↓

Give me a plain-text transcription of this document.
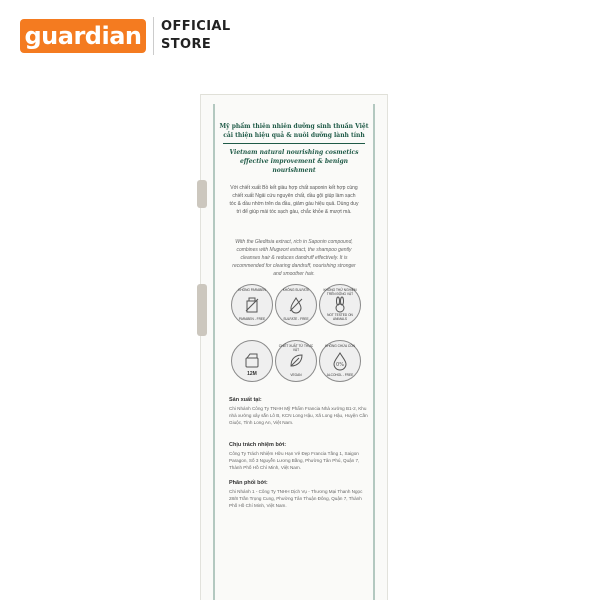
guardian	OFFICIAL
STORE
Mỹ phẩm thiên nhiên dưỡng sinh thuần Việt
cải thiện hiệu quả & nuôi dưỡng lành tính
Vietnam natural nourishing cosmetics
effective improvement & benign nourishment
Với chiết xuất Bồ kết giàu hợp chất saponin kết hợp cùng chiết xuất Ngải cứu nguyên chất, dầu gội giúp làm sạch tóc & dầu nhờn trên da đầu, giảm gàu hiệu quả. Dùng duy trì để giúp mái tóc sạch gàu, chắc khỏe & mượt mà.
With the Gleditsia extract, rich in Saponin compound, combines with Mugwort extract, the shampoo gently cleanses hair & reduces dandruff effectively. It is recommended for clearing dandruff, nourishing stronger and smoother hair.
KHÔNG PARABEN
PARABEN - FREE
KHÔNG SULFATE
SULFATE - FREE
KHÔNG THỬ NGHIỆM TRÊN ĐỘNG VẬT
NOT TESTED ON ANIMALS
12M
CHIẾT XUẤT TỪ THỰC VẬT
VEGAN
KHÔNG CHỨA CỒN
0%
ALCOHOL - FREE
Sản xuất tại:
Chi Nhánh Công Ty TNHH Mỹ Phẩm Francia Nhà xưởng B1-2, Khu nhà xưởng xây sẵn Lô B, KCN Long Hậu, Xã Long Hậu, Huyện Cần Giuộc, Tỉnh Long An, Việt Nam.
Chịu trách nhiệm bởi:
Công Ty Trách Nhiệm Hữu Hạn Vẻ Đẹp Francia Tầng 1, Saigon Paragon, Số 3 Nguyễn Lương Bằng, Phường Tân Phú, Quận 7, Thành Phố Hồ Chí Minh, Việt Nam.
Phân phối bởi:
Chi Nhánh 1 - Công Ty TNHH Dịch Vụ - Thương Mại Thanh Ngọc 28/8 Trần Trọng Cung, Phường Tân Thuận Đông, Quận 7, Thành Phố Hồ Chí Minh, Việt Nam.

↑

Do not copy the pictures, but repeat every line exactly.

Give me a plain-text transcription of this document.
guardian	OFFICIAL
STORE
Mỹ phẩm thiên nhiên dưỡng sinh thuần Việt
cải thiện hiệu quả & nuôi dưỡng lành tính
Vietnam natural nourishing cosmetics
effective improvement & benign nourishment
Với chiết xuất Bồ kết giàu hợp chất saponin kết hợp cùng chiết xuất Ngải cứu nguyên chất, dầu gội giúp làm sạch tóc & dầu nhờn trên da đầu, giảm gàu hiệu quả. Dùng duy trì để giúp mái tóc sạch gàu, chắc khỏe & mượt mà.
With the Gleditsia extract, rich in Saponin compound, combines with Mugwort extract, the shampoo gently cleanses hair & reduces dandruff effectively. It is recommended for clearing dandruff, nourishing stronger and smoother hair.
KHÔNG PARABEN
PARABEN - FREE
KHÔNG SULFATE
SULFATE - FREE
KHÔNG THỬ NGHIỆM TRÊN ĐỘNG VẬT
NOT TESTED ON ANIMALS
12M
CHIẾT XUẤT TỪ THỰC VẬT
VEGAN
KHÔNG CHỨA CỒN
0%
ALCOHOL - FREE
Sản xuất tại:
Chi Nhánh Công Ty TNHH Mỹ Phẩm Francia Nhà xưởng B1-2, Khu nhà xưởng xây sẵn Lô B, KCN Long Hậu, Xã Long Hậu, Huyện Cần Giuộc, Tỉnh Long An, Việt Nam.
Chịu trách nhiệm bởi:
Công Ty Trách Nhiệm Hữu Hạn Vẻ Đẹp Francia Tầng 1, Saigon Paragon, Số 3 Nguyễn Lương Bằng, Phường Tân Phú, Quận 7, Thành Phố Hồ Chí Minh, Việt Nam.
Phân phối bởi:
Chi Nhánh 1 - Công Ty TNHH Dịch Vụ - Thương Mại Thanh Ngọc 28/8 Trần Trọng Cung, Phường Tân Thuận Đông, Quận 7, Thành Phố Hồ Chí Minh, Việt Nam.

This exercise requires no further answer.